>>>>>

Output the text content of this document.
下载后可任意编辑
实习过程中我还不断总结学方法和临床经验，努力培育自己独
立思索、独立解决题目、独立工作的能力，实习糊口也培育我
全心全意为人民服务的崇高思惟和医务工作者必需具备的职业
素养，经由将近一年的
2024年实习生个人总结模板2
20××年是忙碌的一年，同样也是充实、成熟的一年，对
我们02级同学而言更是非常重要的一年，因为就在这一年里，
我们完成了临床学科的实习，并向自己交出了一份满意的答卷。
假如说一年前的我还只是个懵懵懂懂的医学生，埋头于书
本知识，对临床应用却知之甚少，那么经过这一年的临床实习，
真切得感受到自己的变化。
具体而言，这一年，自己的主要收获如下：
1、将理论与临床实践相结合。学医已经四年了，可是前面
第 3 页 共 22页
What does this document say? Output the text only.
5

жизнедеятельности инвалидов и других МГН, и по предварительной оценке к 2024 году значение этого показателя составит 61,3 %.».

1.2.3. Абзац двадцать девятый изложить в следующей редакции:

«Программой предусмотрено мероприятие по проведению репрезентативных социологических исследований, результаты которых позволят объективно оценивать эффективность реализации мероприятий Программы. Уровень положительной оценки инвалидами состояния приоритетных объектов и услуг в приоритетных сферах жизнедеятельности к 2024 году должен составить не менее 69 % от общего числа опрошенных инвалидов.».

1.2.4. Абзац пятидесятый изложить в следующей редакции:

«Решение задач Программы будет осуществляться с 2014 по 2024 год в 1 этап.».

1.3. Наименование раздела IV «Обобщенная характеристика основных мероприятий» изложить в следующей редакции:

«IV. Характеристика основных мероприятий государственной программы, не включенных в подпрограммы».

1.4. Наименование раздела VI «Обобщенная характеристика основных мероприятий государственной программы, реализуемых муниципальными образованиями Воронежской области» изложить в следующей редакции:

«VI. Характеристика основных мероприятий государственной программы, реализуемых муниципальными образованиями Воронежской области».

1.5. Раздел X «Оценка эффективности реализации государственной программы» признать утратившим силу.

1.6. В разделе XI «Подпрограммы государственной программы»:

<<<<<

Copy out each line of the records where the string "муниципальными" appears.

1.4. Наименование раздела VI «Обобщенная характеристика основных мероприятий государственной программы, реализуемых муниципальными образованиями Воронежской области» изложить в следующей редакции:
«VI. Характеристика основных мероприятий государственной программы, реализуемых муниципальными образованиями Воронежской области».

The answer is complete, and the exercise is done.